Record extracts.
○ ○ ○ ○
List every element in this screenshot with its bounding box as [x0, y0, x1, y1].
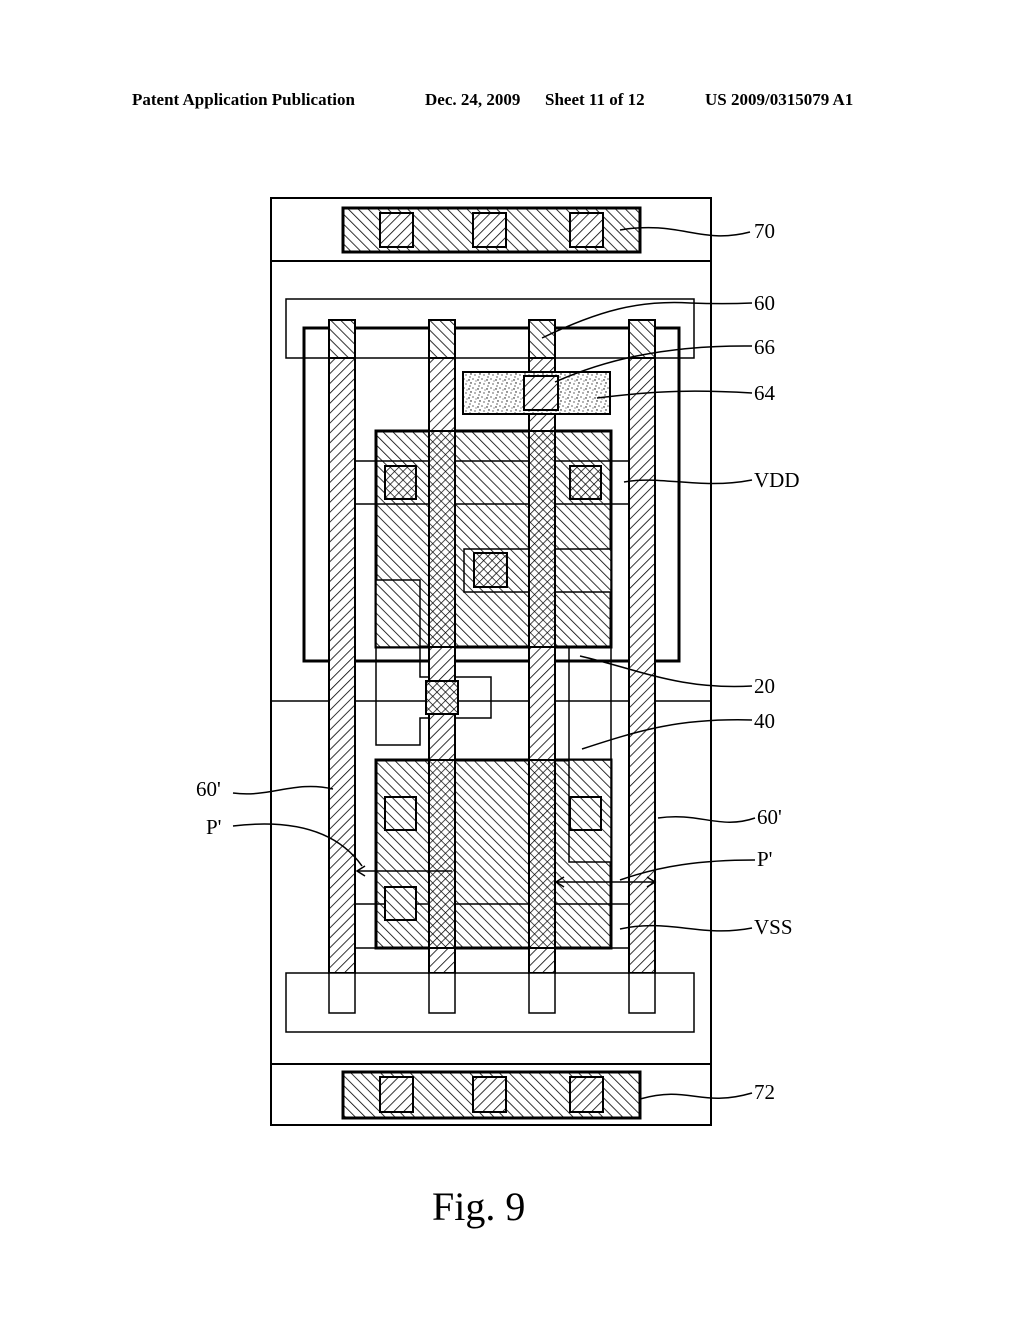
- label-60-prime-right: 60': [757, 805, 782, 829]
- layout-diagram: 70 60 66 64 VDD 20 40 60' P' 60' P' VSS …: [196, 197, 800, 1229]
- label-vdd: VDD: [754, 468, 800, 492]
- pmos-diffusion: [374, 429, 613, 649]
- dummy-poly-left: [328, 319, 356, 974]
- label-70: 70: [754, 219, 775, 243]
- region-64: [462, 371, 611, 415]
- gate-contact: [425, 680, 459, 715]
- label-p-prime-left: P': [206, 815, 221, 839]
- label-60-prime-left: 60': [196, 777, 221, 801]
- label-40: 40: [754, 709, 775, 733]
- label-72: 72: [754, 1080, 775, 1104]
- label-60: 60: [754, 291, 775, 315]
- label-64: 64: [754, 381, 776, 405]
- bottom-rail-72: [341, 1070, 642, 1120]
- label-p-prime-right: P': [757, 847, 772, 871]
- label-20: 20: [754, 674, 775, 698]
- top-rail-70: [341, 206, 642, 254]
- label-vss: VSS: [754, 915, 793, 939]
- contact-66: [523, 375, 559, 411]
- label-66: 66: [754, 335, 775, 359]
- figure-caption: Fig. 9: [432, 1184, 525, 1229]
○ ○ ○ ○
Given problem.
Copy the lines of the records verbatim, starting at the line containing "- label-60-prime-right: 60': [757, 805, 782, 829]" and ending at the end of the records.

Task output.
- label-60-prime-right: 60': [757, 805, 782, 829]
- layout-diagram: 70 60 66 64 VDD 20 40 60' P' 60' P' VSS …: [196, 197, 800, 1229]
- label-vdd: VDD: [754, 468, 800, 492]
- pmos-diffusion: [374, 429, 613, 649]
- dummy-poly-left: [328, 319, 356, 974]
- label-70: 70: [754, 219, 775, 243]
- region-64: [462, 371, 611, 415]
- gate-contact: [425, 680, 459, 715]
- label-p-prime-left: P': [206, 815, 221, 839]
- label-60-prime-left: 60': [196, 777, 221, 801]
- label-40: 40: [754, 709, 775, 733]
- label-72: 72: [754, 1080, 775, 1104]
- label-60: 60: [754, 291, 775, 315]
- label-64: 64: [754, 381, 776, 405]
- bottom-rail-72: [341, 1070, 642, 1120]
- label-p-prime-right: P': [757, 847, 772, 871]
- label-20: 20: [754, 674, 775, 698]
- top-rail-70: [341, 206, 642, 254]
- label-vss: VSS: [754, 915, 793, 939]
- contact-66: [523, 375, 559, 411]
- label-66: 66: [754, 335, 775, 359]
- figure-caption: Fig. 9: [432, 1184, 525, 1229]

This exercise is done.